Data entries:
+ + + + + + +

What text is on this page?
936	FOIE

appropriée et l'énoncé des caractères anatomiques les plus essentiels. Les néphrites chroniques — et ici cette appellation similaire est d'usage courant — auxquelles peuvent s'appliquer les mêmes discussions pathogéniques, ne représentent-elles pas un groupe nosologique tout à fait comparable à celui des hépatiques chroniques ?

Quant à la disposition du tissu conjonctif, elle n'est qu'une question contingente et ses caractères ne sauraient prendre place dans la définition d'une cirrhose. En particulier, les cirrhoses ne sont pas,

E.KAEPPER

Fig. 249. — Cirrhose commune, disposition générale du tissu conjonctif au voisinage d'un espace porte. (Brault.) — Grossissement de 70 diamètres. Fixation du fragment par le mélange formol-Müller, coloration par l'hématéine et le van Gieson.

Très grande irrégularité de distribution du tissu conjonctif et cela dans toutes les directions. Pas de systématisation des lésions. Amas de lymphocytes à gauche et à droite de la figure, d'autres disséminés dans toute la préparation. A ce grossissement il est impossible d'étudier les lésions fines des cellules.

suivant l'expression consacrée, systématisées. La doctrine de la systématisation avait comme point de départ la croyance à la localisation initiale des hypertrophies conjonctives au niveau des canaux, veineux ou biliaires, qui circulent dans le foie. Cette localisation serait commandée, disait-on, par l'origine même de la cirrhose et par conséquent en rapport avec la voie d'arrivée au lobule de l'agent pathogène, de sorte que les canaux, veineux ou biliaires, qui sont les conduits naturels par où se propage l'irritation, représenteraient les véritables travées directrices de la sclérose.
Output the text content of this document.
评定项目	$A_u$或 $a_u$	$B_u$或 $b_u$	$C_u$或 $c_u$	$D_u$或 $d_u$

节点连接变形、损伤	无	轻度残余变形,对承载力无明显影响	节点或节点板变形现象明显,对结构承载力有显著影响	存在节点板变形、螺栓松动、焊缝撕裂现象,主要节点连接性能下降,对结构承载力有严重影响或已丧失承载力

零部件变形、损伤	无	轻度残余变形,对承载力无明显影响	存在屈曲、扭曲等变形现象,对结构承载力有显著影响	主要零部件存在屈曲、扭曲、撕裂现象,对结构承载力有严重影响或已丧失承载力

+ + + + + + +

Return all lines of the material above in which the word "对结构承载力有显著影响" occurs.

ANSWER TO THE EXERCISE >>
节点连接变形、损伤	无	轻度残余变形,对承载力无明显影响	节点或节点板变形现象明显,对结构承载力有显著影响	存在节点板变形、螺栓松动、焊缝撕裂现象,主要节点连接性能下降,对结构承载力有严重影响或已丧失承载力
零部件变形、损伤	无	轻度残余变形,对承载力无明显影响	存在屈曲、扭曲等变形现象,对结构承载力有显著影响	主要零部件存在屈曲、扭曲、撕裂现象,对结构承载力有严重影响或已丧失承载力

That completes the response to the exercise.